## BEGIN Stored data

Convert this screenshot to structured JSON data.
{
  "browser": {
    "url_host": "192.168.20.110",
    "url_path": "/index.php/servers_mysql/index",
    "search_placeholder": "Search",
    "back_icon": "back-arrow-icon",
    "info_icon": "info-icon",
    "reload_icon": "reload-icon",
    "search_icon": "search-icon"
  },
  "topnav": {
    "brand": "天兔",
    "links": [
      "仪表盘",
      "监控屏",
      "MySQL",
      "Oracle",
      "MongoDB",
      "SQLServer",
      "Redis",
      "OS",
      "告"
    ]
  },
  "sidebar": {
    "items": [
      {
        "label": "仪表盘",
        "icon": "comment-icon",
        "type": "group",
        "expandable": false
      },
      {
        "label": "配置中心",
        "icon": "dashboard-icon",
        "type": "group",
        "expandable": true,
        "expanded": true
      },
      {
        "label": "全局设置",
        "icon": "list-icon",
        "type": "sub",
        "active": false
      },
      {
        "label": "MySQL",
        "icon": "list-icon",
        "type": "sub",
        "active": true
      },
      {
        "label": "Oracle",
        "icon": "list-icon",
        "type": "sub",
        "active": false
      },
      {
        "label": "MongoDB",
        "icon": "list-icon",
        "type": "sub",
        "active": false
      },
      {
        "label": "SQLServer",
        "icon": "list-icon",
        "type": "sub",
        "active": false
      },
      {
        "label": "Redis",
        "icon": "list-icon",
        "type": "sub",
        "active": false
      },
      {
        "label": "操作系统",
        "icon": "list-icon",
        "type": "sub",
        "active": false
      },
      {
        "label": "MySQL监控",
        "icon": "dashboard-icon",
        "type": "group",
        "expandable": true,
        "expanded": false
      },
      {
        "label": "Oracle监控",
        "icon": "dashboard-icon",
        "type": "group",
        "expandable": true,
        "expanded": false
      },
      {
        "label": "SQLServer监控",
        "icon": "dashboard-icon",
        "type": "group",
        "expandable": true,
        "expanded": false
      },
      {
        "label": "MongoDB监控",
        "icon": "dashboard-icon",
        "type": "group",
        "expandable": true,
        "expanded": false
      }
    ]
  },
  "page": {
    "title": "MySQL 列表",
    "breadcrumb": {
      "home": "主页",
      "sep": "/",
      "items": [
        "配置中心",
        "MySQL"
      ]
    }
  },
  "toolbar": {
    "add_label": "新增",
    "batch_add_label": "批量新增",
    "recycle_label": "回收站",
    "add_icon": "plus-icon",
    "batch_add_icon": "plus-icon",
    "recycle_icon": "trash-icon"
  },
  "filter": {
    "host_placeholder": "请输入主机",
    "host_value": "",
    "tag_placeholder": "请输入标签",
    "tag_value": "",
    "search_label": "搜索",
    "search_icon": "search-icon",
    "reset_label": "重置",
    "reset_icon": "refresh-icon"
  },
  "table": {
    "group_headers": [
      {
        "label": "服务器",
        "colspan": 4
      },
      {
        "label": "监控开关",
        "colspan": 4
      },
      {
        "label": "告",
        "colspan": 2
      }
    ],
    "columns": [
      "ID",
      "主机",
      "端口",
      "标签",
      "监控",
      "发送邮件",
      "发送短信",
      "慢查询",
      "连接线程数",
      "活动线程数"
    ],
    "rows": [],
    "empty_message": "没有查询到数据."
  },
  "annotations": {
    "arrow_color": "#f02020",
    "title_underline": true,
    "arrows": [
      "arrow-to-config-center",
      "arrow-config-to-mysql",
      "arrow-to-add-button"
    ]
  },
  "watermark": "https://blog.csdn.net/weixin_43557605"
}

## END Stored data

Description of the task:
Copy the data above exactly. Every line must be included.

Task output:
Convert this screenshot to structured JSON data.
{
  "browser": {
    "url_host": "192.168.20.110",
    "url_path": "/index.php/servers_mysql/index",
    "search_placeholder": "Search",
    "back_icon": "back-arrow-icon",
    "info_icon": "info-icon",
    "reload_icon": "reload-icon",
    "search_icon": "search-icon"
  },
  "topnav": {
    "brand": "天兔",
    "links": [
      "仪表盘",
      "监控屏",
      "MySQL",
      "Oracle",
      "MongoDB",
      "SQLServer",
      "Redis",
      "OS",
      "告"
    ]
  },
  "sidebar": {
    "items": [
      {
        "label": "仪表盘",
        "icon": "comment-icon",
        "type": "group",
        "expandable": false
      },
      {
        "label": "配置中心",
        "icon": "dashboard-icon",
        "type": "group",
        "expandable": true,
        "expanded": true
      },
      {
        "label": "全局设置",
        "icon": "list-icon",
        "type": "sub",
        "active": false
      },
      {
        "label": "MySQL",
        "icon": "list-icon",
        "type": "sub",
        "active": true
      },
      {
        "label": "Oracle",
        "icon": "list-icon",
        "type": "sub",
        "active": false
      },
      {
        "label": "MongoDB",
        "icon": "list-icon",
        "type": "sub",
        "active": false
      },
      {
        "label": "SQLServer",
        "icon": "list-icon",
        "type": "sub",
        "active": false
      },
      {
        "label": "Redis",
        "icon": "list-icon",
        "type": "sub",
        "active": false
      },
      {
        "label": "操作系统",
        "icon": "list-icon",
        "type": "sub",
        "active": false
      },
      {
        "label": "MySQL监控",
        "icon": "dashboard-icon",
        "type": "group",
        "expandable": true,
        "expanded": false
      },
      {
        "label": "Oracle监控",
        "icon": "dashboard-icon",
        "type": "group",
        "expandable": true,
        "expanded": false
      },
      {
        "label": "SQLServer监控",
        "icon": "dashboard-icon",
        "type": "group",
        "expandable": true,
        "expanded": false
      },
      {
        "label": "MongoDB监控",
        "icon": "dashboard-icon",
        "type": "group",
        "expandable": true,
        "expanded": false
      }
    ]
  },
  "page": {
    "title": "MySQL 列表",
    "breadcrumb": {
      "home": "主页",
      "sep": "/",
      "items": [
        "配置中心",
        "MySQL"
      ]
    }
  },
  "toolbar": {
    "add_label": "新增",
    "batch_add_label": "批量新增",
    "recycle_label": "回收站",
    "add_icon": "plus-icon",
    "batch_add_icon": "plus-icon",
    "recycle_icon": "trash-icon"
  },
  "filter": {
    "host_placeholder": "请输入主机",
    "host_value": "",
    "tag_placeholder": "请输入标签",
    "tag_value": "",
    "search_label": "搜索",
    "search_icon": "search-icon",
    "reset_label": "重置",
    "reset_icon": "refresh-icon"
  },
  "table": {
    "group_headers": [
      {
        "label": "服务器",
        "colspan": 4
      },
      {
        "label": "监控开关",
        "colspan": 4
      },
      {
        "label": "告",
        "colspan": 2
      }
    ],
    "columns": [
      "ID",
      "主机",
      "端口",
      "标签",
      "监控",
      "发送邮件",
      "发送短信",
      "慢查询",
      "连接线程数",
      "活动线程数"
    ],
    "rows": [],
    "empty_message": "没有查询到数据."
  },
  "annotations": {
    "arrow_color": "#f02020",
    "title_underline": true,
    "arrows": [
      "arrow-to-config-center",
      "arrow-config-to-mysql",
      "arrow-to-add-button"
    ]
  },
  "watermark": "https://blog.csdn.net/weixin_43557605"
}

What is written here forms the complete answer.